> DIRECTIONS: Omit the images, then print each record below exactly as it reads.

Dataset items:
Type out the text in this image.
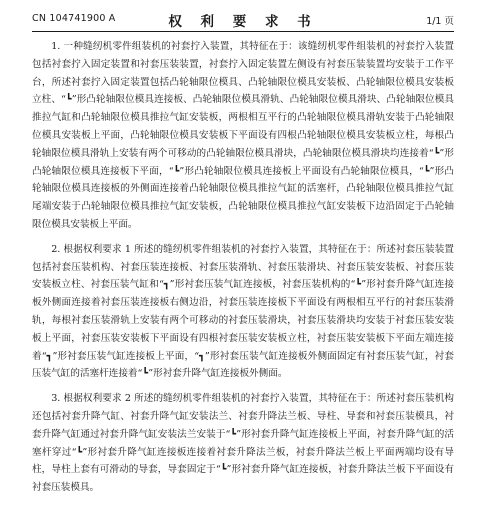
CN 104741900 A	权 利 要 求 书	1/1 页

1. 一种缝纫机零件组装机的衬套拧入装置，其特征在于：该缝纫机零件组装机的衬套拧入装置包括衬套拧入固定装置和衬套压装装置，衬套拧入固定装置左侧设有衬套压装装置均安装于工作平台，所述衬套拧入固定装置包括凸轮轴限位模具、凸轮轴限位模具安装板、凸轮轴限位模具安装板立柱、“┗”形凸轮轴限位模具连接板、凸轮轴限位模具滑轨、凸轮轴限位模具滑块、凸轮轴限位模具推拉气缸和凸轮轴限位模具推拉气缸安装板，两根相互平行的凸轮轴限位模具滑轨安装于凸轮轴限位模具安装板上平面，凸轮轴限位模具安装板下平面设有四根凸轮轴限位模具安装板立柱，每根凸轮轴限位模具滑轨上安装有两个可移动的凸轮轴限位模具滑块，凸轮轴限位模具滑块均连接着“┗”形凸轮轴限位模具连接板下平面，“┗”形凸轮轴限位模具连接板上平面设有凸轮轴限位模具，“┗”形凸轮轴限位模具连接板的外侧面连接着凸轮轴限位模具推拉气缸的活塞杆，凸轮轴限位模具推拉气缸尾端安装于凸轮轴限位模具推拉气缸安装板，凸轮轴限位模具推拉气缸安装板下边沿固定于凸轮轴限位模具安装板上平面。

2. 根据权利要求 1 所述的缝纫机零件组装机的衬套拧入装置，其特征在于：所述衬套压装装置包括衬套压装机构、衬套压装连接板、衬套压装滑轨、衬套压装滑块、衬套压装安装板、衬套压装安装板立柱、衬套压装气缸和“┓”形衬套压装气缸连接板，衬套压装机构的“┗”形衬套升降气缸连接板外侧面连接着衬套压装连接板右侧边沿，衬套压装连接板下平面设有两根相互平行的衬套压装滑轨，每根衬套压装滑轨上安装有两个可移动的衬套压装滑块，衬套压装滑块均安装于衬套压装安装板上平面，衬套压装安装板下平面设有四根衬套压装安装板立柱，衬套压装安装板下平面左端连接着“┓”形衬套压装气缸连接板上平面，“┓”形衬套压装气缸连接板外侧面固定有衬套压装气缸，衬套压装气缸的活塞杆连接着“┗”形衬套升降气缸连接板外侧面。

3. 根据权利要求 2 所述的缝纫机零件组装机的衬套拧入装置，其特征在于：所述衬套压装机构还包括衬套升降气缸、衬套升降气缸安装法兰、衬套升降法兰板、导柱、导套和衬套压装模具，衬套升降气缸通过衬套升降气缸安装法兰安装于“┗”形衬套升降气缸连接板上平面，衬套升降气缸的活塞杆穿过“┗”形衬套升降气缸连接板连接着衬套升降法兰板，衬套升降法兰板上平面两端均设有导柱，导柱上套有可滑动的导套，导套固定于“┗”形衬套升降气缸连接板，衬套升降法兰板下平面设有衬套压装模具。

> RESPONSE TO THE EXERCISE:
Type out the text in this image.
CN 104741900 A	权 利 要 求 书	1/1 页

1. 一种缝纫机零件组装机的衬套拧入装置，其特征在于：该缝纫机零件组装机的衬套拧入装置包括衬套拧入固定装置和衬套压装装置，衬套拧入固定装置左侧设有衬套压装装置均安装于工作平台，所述衬套拧入固定装置包括凸轮轴限位模具、凸轮轴限位模具安装板、凸轮轴限位模具安装板立柱、“┗”形凸轮轴限位模具连接板、凸轮轴限位模具滑轨、凸轮轴限位模具滑块、凸轮轴限位模具推拉气缸和凸轮轴限位模具推拉气缸安装板，两根相互平行的凸轮轴限位模具滑轨安装于凸轮轴限位模具安装板上平面，凸轮轴限位模具安装板下平面设有四根凸轮轴限位模具安装板立柱，每根凸轮轴限位模具滑轨上安装有两个可移动的凸轮轴限位模具滑块，凸轮轴限位模具滑块均连接着“┗”形凸轮轴限位模具连接板下平面，“┗”形凸轮轴限位模具连接板上平面设有凸轮轴限位模具，“┗”形凸轮轴限位模具连接板的外侧面连接着凸轮轴限位模具推拉气缸的活塞杆，凸轮轴限位模具推拉气缸尾端安装于凸轮轴限位模具推拉气缸安装板，凸轮轴限位模具推拉气缸安装板下边沿固定于凸轮轴限位模具安装板上平面。

2. 根据权利要求 1 所述的缝纫机零件组装机的衬套拧入装置，其特征在于：所述衬套压装装置包括衬套压装机构、衬套压装连接板、衬套压装滑轨、衬套压装滑块、衬套压装安装板、衬套压装安装板立柱、衬套压装气缸和“┓”形衬套压装气缸连接板，衬套压装机构的“┗”形衬套升降气缸连接板外侧面连接着衬套压装连接板右侧边沿，衬套压装连接板下平面设有两根相互平行的衬套压装滑轨，每根衬套压装滑轨上安装有两个可移动的衬套压装滑块，衬套压装滑块均安装于衬套压装安装板上平面，衬套压装安装板下平面设有四根衬套压装安装板立柱，衬套压装安装板下平面左端连接着“┓”形衬套压装气缸连接板上平面，“┓”形衬套压装气缸连接板外侧面固定有衬套压装气缸，衬套压装气缸的活塞杆连接着“┗”形衬套升降气缸连接板外侧面。

3. 根据权利要求 2 所述的缝纫机零件组装机的衬套拧入装置，其特征在于：所述衬套压装机构还包括衬套升降气缸、衬套升降气缸安装法兰、衬套升降法兰板、导柱、导套和衬套压装模具，衬套升降气缸通过衬套升降气缸安装法兰安装于“┗”形衬套升降气缸连接板上平面，衬套升降气缸的活塞杆穿过“┗”形衬套升降气缸连接板连接着衬套升降法兰板，衬套升降法兰板上平面两端均设有导柱，导柱上套有可滑动的导套，导套固定于“┗”形衬套升降气缸连接板，衬套升降法兰板下平面设有衬套压装模具。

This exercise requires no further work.